Ecclesiastical & Heritage World JTC Roofing Contractors Ltd

Chief Executive welcomes conservation of Chapter House

On Tuesday, 26 May 2010 a reception was held at Westminster Abbey to mark the completion of the repair and conservation of the exterior of the Chapter House. English Heritage's Chief Executive Dr Simon Thurley delivered the following speech, touching on the significance of the building, the craftsmanship involved in the project, the publication of a new book on the Chapter House as well as the current economic climate and as announced recently by the Government, the cuts to the public sector.

 

We are so grateful for the patience that you and everyone at the Abbey have shown over the last 18 months while a small army of stonemasons and a large forest of scaffolding occupied a corner of your abbey.
We are here to celebrate the completion of £3.1m project to repair and conserve the exterior of Chapter House. For those here who look after historic buildings you know that once in a generation you have to do a big job to give a monument such as this a secure future. It fell to us, in our time, to do that here and I’m really proud of the result. We have some of the stonemasons with us this evening, can I thank them and our own team for the work they have done.
We are also here to celebrate the new book, Westminster Abbey Chapter: The history, art and architecture of a chapter house ‘beyond compare’ – supported by English Heritage and written by a galaxy of talent, an Oscar-winning array of scholars. I read it this weekend and David Carpenter reminds us how this building always had a secular purpose, was designed as a space for the monarchy to communicate with its subjects, while other contributors discuss the extraordinary decoration of this space, its tiles, paintings and sculpture.
It also explains why English Heritage looks after it, not the Dean and Chapter. Jeremy Ashbee and Liz Hallam-Smith link the medieval buildings with what became an office of state inside the Abbey enclave. And now, by descent, together with dozens of other former government buildings, from Dover Castle to the Jewel Tower are part of the national collection of monuments cared for by English Heritage.

▸ **DATA PROVIDED**

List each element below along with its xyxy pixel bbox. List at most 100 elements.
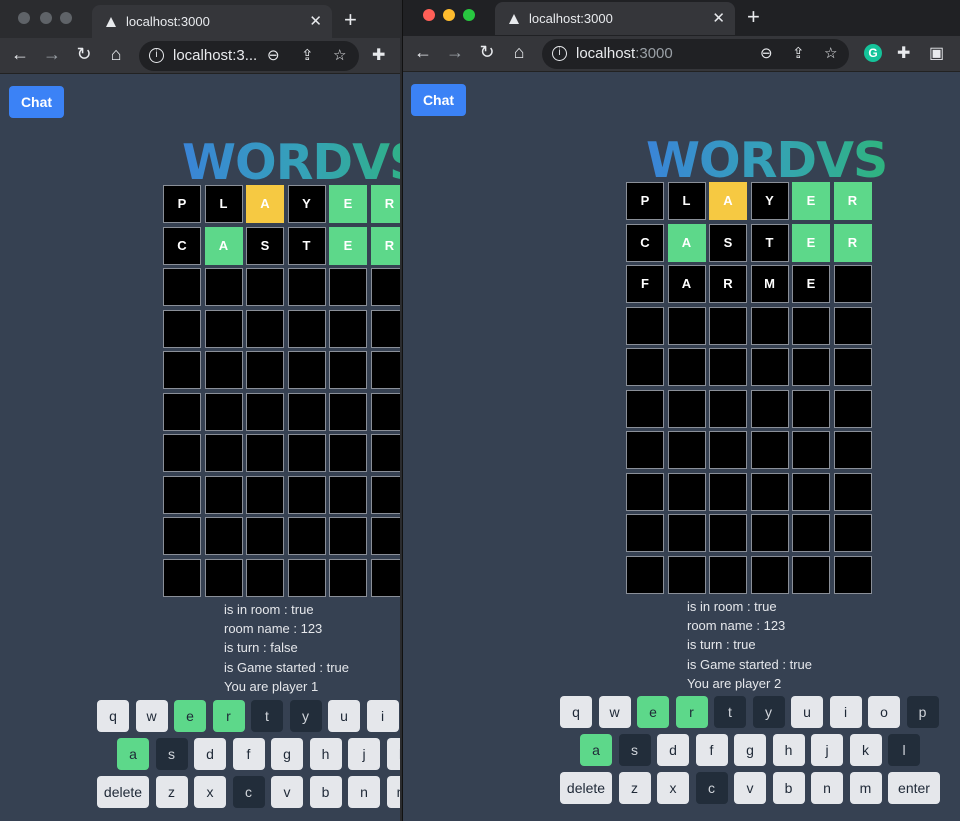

▸ **TASK TO CARRY OUT**
Please state the cost of the project to repair and conserve the Chapter House exterior, according to the Westminster Abbey Chapter House text. The lines aren't needed here.

▸ **EXPECTED ANSWER**
£3.1m